**TASK INPUTS:**
▬▬▬▬▬▬▬▬▬▬
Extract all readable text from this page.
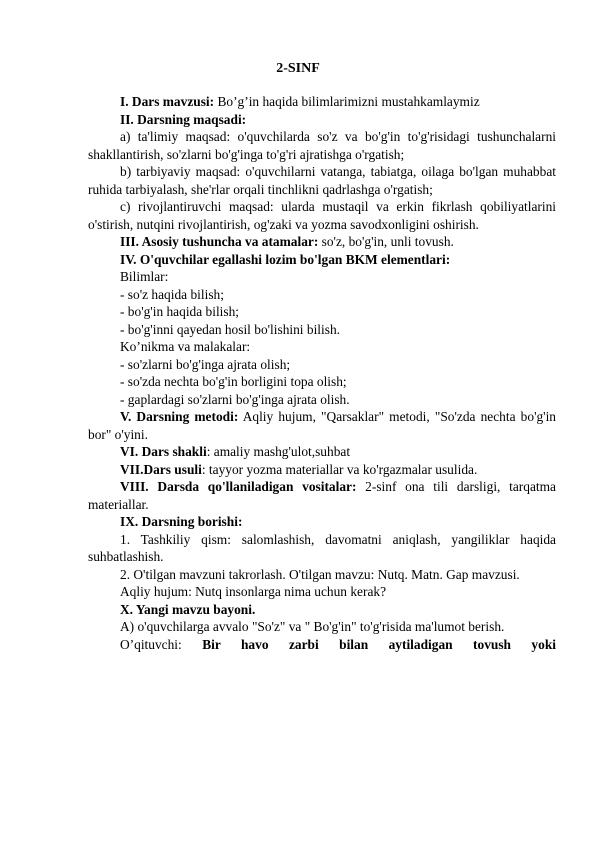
2-SINF

I. Dars mavzusi: Bo’g’in haqida bilimlarimizni mustahkamlaymiz

II. Darsning maqsadi:

a) ta'limiy maqsad: o'quvchilarda so'z va bo'g'in to'g'risidagi tushunchalarni shakllantirish, so'zlarni bo'g'inga to'g'ri ajratishga o'rgatish;

b) tarbiyaviy maqsad: o'quvchilarni vatanga, tabiatga, oilaga bo'lgan muhabbat ruhida tarbiyalash, she'rlar orqali tinchlikni qadrlashga o'rgatish;

c) rivojlantiruvchi maqsad: ularda mustaqil va erkin fikrlash qobiliyatlarini o'stirish, nutqini rivojlantirish, og'zaki va yozma savodxonligini oshirish.

III. Asosiy tushuncha va atamalar: so'z, bo'g'in, unli tovush.

IV. O'quvchilar egallashi lozim bo'lgan BKM elementlari:

Bilimlar:

- so'z haqida bilish;

- bo'g'in haqida bilish;

- bo'g'inni qayedan hosil bo'lishini bilish.

Ko’nikma va malakalar:

- so'zlarni bo'g'inga ajrata olish;

- so'zda nechta bo'g'in borligini topa olish;

- gaplardagi so'zlarni bo'g'inga ajrata olish.

V. Darsning metodi: Aqliy hujum, "Qarsaklar" metodi, "So'zda nechta bo'g'in bor" o'yini.

VI. Dars shakli: amaliy mashg'ulot,suhbat

VII.Dars usuli: tayyor yozma materiallar va ko'rgazmalar usulida.

VIII. Darsda qo'llaniladigan vositalar: 2-sinf ona tili darsligi, tarqatma materiallar.

IX. Darsning borishi:

1. Tashkiliy qism: salomlashish, davomatni aniqlash, yangiliklar haqida suhbatlashish.

2. O'tilgan mavzuni takrorlash. O'tilgan mavzu: Nutq. Matn. Gap mavzusi.

Aqliy hujum: Nutq insonlarga nima uchun kerak?

X. Yangi mavzu bayoni.

A) o'quvchilarga avvalo "So'z" va " Bo'g'in" to'g'risida ma'lumot berish.

O’qituvchi: Bir havo zarbi bilan aytiladigan tovush yoki
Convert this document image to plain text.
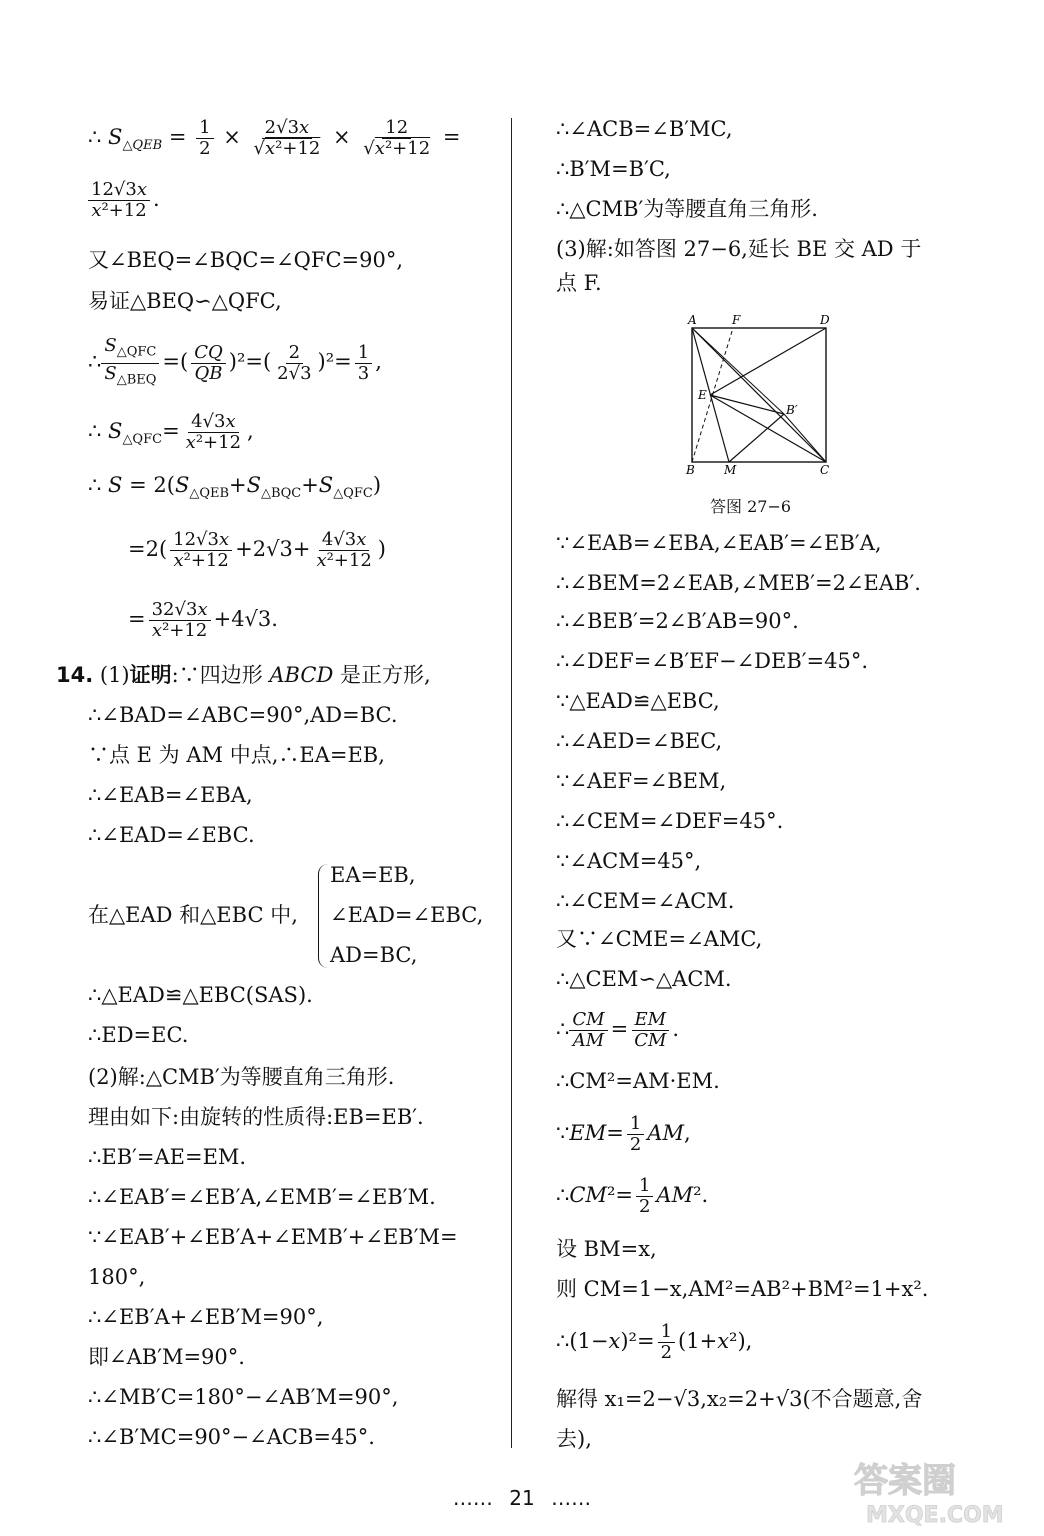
∴ $S_{\triangle QEB} = \frac{1}{2} \times \frac{2√3x}{\text{√x²+12}} \times \frac{12}{\text{√x²+12}}$ =
$\frac{12√3x}{\text{x²+12}}$ .
又∠BEQ=∠BQC=∠QFC=90°,
易证△BEQ∽△QFC,
∴ $\frac{S_{\triangle QFC}}{S_{\triangle BEQ}}$ =( $\frac{CQ}{QB} )^2=( \frac{2}{2√3} )^2= \frac{1}{3}$ ,
∴ $S_{\triangle QFC}= \frac{4√3x}{\text{x²+12}}$ ,
∴ $S = 2(S_{\triangle QEB}+S_{\triangle BQC}+S_{\triangle QFC})$
$=2( \frac{12√3x}{\text{x²+12}} +2√3+ \frac{4√3x}{\text{x²+12}}$ )
= $\frac{32√3x}{\text{x²+12}} +4√3$.
14. (1)证明:∵四边形 ABCD 是正方形,
∴∠BAD=∠ABC=90°,AD=BC.
∵点 E 为 AM 中点,∴EA=EB,
∴∠EAB=∠EBA,
∴∠EAD=∠EBC.
在△EAD 和△EBC 中,
EA=EB,
∠EAD=∠EBC,
AD=BC,
∴△EAD≌△EBC(SAS).
∴ED=EC.
(2)解:△CMB′为等腰直角三角形.
理由如下:由旋转的性质得:EB=EB′.
∴EB′=AE=EM.
∴∠EAB′=∠EB′A,∠EMB′=∠EB′M.
∵∠EAB′+∠EB′A+∠EMB′+∠EB′M=
180°,
∴∠EB′A+∠EB′M=90°,
即∠AB′M=90°.
∴∠MB′C=180°−∠AB′M=90°,
∴∠B′MC=90°−∠ACB=45°.
∴∠ACB=∠B′MC,
∴B′M=B′C,
∴△CMB′为等腰直角三角形.
(3)解:如答图 27−6,延长 BE 交 AD 于
点 F.
A	F	D
E
B′
B M	C
答图 27−6
∵∠EAB=∠EBA,∠EAB′=∠EB′A,
∴∠BEM=2∠EAB,∠MEB′=2∠EAB′.
∴∠BEB′=2∠B′AB=90°.
∴∠DEF=∠B′EF−∠DEB′=45°.
∵△EAD≌△EBC,
∴∠AED=∠BEC,
∵∠AEF=∠BEM,
∴∠CEM=∠DEF=45°.
∵∠ACM=45°,
∴∠CEM=∠ACM.
又∵∠CME=∠AMC,
∴△CEM∽△ACM.
∴ $\frac{CM}{AM} = \frac{EM}{CM}$ .
∴CM²=AM·EM.
∵EM= $\frac{1}{2}$ AM,
∴CM²= $\frac{1}{2} AM^2$.
设 BM=x,
则 CM=1−x,AM²=AB²+BM²=1+x².
∴(1−x)²= $\frac{1}{2} (1+x^2)$,
解得 x₁=2−√3,x₂=2+√3(不合题意,舍
去),
…… 21 ……	答案圈
MXQE.COM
▬▬▬▬▬▬▬▬▬▬
**WRITTEN REQUEST:**
Only lines with "text" are wanted here; list each of them.

**CORRECT ANSWER:**
Extract all readable text from this page.
Convert this document image to plain text.
∴ $S_{\triangle QEB} = \frac{1}{2} \times \frac{2√3x}{\text{√x²+12}} \times \frac{12}{\text{√x²+12}}$ =
$\frac{12√3x}{\text{x²+12}}$ .
∴ $S_{\triangle QFC}= \frac{4√3x}{\text{x²+12}}$ ,
$=2( \frac{12√3x}{\text{x²+12}} +2√3+ \frac{4√3x}{\text{x²+12}}$ )
= $\frac{32√3x}{\text{x²+12}} +4√3$.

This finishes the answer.